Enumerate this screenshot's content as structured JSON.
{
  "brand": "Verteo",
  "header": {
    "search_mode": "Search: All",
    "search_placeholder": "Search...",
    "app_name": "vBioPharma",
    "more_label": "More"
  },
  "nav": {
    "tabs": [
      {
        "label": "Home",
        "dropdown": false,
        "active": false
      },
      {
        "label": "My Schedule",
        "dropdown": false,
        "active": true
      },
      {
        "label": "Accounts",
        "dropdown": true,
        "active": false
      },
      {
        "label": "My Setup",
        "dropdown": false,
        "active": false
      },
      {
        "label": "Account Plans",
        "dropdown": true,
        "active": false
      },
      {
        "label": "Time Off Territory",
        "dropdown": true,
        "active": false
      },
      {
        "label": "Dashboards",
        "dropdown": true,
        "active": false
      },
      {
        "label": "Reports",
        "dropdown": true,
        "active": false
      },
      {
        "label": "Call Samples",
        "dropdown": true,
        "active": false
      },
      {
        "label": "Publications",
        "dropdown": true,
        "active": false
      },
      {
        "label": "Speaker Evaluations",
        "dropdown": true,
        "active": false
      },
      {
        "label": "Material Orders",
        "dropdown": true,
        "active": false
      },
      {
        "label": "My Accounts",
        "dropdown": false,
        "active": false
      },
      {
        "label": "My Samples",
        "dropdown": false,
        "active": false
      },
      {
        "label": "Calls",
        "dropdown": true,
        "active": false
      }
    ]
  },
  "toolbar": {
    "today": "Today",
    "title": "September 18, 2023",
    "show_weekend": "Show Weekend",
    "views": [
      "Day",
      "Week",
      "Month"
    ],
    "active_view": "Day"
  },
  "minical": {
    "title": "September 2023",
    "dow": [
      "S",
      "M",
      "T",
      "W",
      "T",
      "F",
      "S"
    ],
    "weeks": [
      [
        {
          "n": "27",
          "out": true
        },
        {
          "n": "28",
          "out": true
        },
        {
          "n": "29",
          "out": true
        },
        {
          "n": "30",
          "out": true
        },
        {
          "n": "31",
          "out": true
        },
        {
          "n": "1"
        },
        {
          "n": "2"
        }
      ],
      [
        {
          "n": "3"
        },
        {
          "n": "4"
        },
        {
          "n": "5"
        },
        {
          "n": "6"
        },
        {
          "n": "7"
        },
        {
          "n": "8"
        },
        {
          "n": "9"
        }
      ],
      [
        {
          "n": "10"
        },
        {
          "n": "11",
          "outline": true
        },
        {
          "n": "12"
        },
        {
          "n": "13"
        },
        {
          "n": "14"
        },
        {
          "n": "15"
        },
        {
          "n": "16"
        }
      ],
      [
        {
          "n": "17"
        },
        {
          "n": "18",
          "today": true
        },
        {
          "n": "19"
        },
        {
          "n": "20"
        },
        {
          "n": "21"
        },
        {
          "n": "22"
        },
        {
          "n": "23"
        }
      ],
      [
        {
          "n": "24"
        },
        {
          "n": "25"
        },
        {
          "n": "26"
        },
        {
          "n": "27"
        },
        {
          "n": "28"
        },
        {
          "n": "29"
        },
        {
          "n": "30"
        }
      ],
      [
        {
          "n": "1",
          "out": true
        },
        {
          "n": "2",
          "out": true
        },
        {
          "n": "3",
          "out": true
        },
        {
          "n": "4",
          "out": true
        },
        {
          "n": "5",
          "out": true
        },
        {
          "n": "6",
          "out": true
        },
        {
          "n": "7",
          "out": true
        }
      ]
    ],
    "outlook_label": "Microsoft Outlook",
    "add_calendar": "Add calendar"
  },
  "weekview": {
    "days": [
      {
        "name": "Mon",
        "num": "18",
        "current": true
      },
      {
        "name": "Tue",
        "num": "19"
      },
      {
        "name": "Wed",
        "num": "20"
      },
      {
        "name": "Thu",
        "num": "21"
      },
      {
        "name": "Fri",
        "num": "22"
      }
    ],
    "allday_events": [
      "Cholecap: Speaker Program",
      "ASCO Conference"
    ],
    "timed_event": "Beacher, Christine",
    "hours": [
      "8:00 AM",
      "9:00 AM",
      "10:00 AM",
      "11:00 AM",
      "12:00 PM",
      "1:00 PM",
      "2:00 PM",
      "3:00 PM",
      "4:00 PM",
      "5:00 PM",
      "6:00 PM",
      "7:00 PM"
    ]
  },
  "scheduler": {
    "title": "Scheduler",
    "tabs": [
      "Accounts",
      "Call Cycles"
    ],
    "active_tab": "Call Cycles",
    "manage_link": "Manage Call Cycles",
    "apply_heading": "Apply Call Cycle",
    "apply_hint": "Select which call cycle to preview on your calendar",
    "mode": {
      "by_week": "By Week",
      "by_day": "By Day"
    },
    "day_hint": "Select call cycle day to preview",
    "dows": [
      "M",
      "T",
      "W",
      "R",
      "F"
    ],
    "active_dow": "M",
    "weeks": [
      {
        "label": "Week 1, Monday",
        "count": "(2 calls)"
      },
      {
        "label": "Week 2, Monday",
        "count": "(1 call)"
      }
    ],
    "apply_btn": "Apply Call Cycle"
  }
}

================================

» **What you should do**
Pick out the lines containing the word "title" and show them.

» **Exercise result**
    "title": "September 18, 2023",
    "title": "September 2023",
    "title": "Scheduler",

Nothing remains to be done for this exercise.